[Task requirements]
1: In the chat log, what URL does fireonlive give for the feed?
2: Decide whether each statement agrees with the chat log, answering yes or no and quoting the words that settle it: (a) fireonlive was using a phone while sitting in a vehicle. (b) Terbium says the feed lacks stock ticker symbols. (c) Terbium found only paid APIs for M&A feeds.
3: Rewrite the part of the chat log that starts at "i’m sitting in" and ends after "ah awesome :)", putting "car" in place of "vehicle".

#archiveteam-bs

00:01

Terbium

I see a bunch of free and paid APIs for M&A feeds
00:10

Terbium

site.financialmodelingprep.com/deve…per/docs/merger-and-acquisition-api
00:10

fireonlive

hmm
00:10

fireonlive

if there’s a good rss feed i could hook it up to rss
00:12

Terbium

there's this: seekingalpha.com/market-news/m-a
00:13

Terbium

There's an RSS feed
00:15

fireonlive

this seems to be the url for the feed: seekingalpha.com/tag/m-a.xml
00:16

fireonlive

i’m sitting in a vehicle on my phone so hard to tell for sure haha
00:16

Terbium

fireonlive: yep that's the one, it has the stock ticker symbols like the other FMP feed
00:17

fireonlive

ah awesome :)

[Data listing]

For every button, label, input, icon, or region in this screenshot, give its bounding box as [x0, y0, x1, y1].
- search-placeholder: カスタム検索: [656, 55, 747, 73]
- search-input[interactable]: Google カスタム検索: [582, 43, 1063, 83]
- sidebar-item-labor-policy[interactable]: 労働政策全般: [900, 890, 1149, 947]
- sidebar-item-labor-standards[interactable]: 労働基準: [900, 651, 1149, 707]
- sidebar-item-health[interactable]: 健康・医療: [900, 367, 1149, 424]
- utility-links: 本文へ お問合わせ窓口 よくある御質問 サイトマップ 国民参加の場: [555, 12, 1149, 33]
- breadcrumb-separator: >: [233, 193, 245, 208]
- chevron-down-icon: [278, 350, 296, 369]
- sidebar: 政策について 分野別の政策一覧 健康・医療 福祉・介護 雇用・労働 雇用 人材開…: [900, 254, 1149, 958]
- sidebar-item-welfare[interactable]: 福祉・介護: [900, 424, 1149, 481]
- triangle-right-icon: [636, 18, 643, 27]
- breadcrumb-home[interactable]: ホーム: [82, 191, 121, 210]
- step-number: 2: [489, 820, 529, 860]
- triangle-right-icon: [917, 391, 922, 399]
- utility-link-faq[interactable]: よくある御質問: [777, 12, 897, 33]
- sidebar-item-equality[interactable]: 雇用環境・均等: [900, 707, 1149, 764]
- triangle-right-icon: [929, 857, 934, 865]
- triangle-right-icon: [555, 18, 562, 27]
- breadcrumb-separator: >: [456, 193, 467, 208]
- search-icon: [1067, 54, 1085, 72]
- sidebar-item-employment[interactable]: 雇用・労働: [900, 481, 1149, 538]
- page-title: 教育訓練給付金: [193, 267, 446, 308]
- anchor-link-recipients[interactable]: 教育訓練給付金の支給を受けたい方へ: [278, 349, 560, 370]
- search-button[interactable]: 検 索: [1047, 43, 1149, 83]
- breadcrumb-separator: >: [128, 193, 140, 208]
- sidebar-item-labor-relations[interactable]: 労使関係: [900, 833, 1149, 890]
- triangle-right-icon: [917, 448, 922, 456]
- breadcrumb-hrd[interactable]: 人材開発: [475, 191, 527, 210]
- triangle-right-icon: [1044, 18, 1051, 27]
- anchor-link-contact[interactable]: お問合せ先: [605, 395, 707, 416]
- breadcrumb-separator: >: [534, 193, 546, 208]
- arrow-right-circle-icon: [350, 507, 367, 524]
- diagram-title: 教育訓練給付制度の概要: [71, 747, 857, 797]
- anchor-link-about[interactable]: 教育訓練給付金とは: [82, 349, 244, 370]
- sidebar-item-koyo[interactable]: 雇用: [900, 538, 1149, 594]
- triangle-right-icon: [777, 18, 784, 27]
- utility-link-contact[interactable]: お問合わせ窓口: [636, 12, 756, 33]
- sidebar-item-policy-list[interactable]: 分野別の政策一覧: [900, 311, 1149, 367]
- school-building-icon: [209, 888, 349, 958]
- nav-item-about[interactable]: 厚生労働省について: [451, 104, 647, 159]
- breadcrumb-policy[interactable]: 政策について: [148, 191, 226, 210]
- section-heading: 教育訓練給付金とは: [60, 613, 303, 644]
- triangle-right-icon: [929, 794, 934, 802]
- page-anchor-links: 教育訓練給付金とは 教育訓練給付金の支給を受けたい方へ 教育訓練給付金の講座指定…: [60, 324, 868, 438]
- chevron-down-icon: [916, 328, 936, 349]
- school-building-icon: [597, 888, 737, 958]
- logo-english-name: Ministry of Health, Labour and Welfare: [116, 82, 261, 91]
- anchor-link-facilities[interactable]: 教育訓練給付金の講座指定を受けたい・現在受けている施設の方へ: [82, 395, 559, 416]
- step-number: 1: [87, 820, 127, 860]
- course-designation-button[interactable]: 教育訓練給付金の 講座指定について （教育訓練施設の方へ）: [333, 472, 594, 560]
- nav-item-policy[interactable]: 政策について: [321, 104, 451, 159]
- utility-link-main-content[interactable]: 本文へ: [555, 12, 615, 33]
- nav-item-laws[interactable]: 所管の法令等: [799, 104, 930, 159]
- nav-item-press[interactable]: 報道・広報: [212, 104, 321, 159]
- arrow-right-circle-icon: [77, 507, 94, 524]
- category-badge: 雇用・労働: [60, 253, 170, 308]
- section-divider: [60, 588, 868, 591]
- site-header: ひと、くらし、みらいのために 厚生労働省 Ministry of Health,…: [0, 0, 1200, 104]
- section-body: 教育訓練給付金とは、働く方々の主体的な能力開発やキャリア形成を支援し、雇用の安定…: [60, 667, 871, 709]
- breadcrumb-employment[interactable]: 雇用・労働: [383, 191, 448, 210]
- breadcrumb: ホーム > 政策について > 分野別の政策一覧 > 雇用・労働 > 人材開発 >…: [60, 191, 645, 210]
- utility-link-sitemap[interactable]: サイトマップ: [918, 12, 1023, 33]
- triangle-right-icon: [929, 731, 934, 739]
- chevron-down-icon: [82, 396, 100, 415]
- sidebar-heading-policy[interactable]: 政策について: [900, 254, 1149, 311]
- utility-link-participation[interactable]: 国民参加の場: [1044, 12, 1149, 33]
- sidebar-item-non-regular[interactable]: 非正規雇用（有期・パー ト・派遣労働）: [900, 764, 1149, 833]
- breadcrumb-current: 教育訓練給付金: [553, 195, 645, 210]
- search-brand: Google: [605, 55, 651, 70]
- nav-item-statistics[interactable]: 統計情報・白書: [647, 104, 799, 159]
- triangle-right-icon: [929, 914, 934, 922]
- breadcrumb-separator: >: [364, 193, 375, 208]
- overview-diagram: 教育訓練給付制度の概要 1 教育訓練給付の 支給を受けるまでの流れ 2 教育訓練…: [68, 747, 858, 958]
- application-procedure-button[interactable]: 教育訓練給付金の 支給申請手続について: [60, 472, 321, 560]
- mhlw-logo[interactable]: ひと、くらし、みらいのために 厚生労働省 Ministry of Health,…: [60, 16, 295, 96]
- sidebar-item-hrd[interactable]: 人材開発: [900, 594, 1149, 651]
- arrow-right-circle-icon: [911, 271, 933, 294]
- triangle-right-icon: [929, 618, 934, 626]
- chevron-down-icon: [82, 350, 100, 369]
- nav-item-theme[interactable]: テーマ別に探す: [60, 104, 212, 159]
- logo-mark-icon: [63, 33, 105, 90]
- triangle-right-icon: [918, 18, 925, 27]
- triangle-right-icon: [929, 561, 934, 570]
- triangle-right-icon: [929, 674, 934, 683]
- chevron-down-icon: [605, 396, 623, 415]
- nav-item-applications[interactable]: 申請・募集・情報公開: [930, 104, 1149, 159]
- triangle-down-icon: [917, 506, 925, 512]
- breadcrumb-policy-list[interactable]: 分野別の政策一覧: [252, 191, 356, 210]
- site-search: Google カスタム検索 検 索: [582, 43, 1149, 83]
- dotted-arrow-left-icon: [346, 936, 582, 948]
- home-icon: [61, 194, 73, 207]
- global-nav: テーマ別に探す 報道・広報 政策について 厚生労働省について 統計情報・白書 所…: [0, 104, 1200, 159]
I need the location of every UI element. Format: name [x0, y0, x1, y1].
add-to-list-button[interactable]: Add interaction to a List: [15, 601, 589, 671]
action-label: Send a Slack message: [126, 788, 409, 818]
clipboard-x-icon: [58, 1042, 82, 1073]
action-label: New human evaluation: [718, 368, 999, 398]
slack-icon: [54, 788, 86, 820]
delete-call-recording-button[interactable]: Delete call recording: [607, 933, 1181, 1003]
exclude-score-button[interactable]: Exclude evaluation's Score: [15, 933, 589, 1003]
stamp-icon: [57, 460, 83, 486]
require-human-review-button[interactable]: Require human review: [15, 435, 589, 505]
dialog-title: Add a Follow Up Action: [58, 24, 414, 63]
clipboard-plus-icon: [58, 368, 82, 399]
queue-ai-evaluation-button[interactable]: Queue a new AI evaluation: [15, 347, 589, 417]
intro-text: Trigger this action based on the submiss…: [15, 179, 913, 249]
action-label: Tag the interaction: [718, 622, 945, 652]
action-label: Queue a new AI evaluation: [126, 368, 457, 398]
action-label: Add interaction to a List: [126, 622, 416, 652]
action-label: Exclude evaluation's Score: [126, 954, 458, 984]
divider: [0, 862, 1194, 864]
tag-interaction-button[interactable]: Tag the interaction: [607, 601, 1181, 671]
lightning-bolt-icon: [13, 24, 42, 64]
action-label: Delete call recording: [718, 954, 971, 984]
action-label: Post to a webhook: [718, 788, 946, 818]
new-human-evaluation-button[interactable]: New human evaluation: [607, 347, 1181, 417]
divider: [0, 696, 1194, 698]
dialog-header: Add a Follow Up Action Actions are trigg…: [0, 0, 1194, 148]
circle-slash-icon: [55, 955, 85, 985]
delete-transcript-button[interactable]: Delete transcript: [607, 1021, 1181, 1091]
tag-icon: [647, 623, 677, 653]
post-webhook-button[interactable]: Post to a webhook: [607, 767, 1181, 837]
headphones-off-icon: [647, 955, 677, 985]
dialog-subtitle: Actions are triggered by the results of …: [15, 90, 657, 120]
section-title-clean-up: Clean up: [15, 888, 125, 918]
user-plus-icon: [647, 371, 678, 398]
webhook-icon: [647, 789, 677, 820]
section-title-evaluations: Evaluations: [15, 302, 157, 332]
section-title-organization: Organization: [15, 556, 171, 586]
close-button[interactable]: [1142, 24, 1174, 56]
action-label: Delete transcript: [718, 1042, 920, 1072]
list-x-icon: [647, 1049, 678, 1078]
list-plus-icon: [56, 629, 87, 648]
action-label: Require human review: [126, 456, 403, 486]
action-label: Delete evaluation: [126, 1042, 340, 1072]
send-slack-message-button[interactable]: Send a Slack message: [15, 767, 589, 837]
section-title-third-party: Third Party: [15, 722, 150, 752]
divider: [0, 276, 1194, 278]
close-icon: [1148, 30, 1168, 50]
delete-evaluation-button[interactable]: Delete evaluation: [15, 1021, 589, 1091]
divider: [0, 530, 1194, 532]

[Answers to the exercises]
1: seekingalpha.com/tag/m-a.xml

2:
(a) Yes: "i’m sitting in a vehicle on my phone"
(b) No: "it has the stock ticker symbols like the other FMP feed"
(c) No: "I see a bunch of free and paid APIs for M&A feeds"

3:
i’m sitting in a car on my phone so hard to tell for sure haha
00:16

Terbium

fireonlive: yep that's the one, it has the stock ticker symbols like the other FMP feed
00:17

fireonlive

ah awesome :)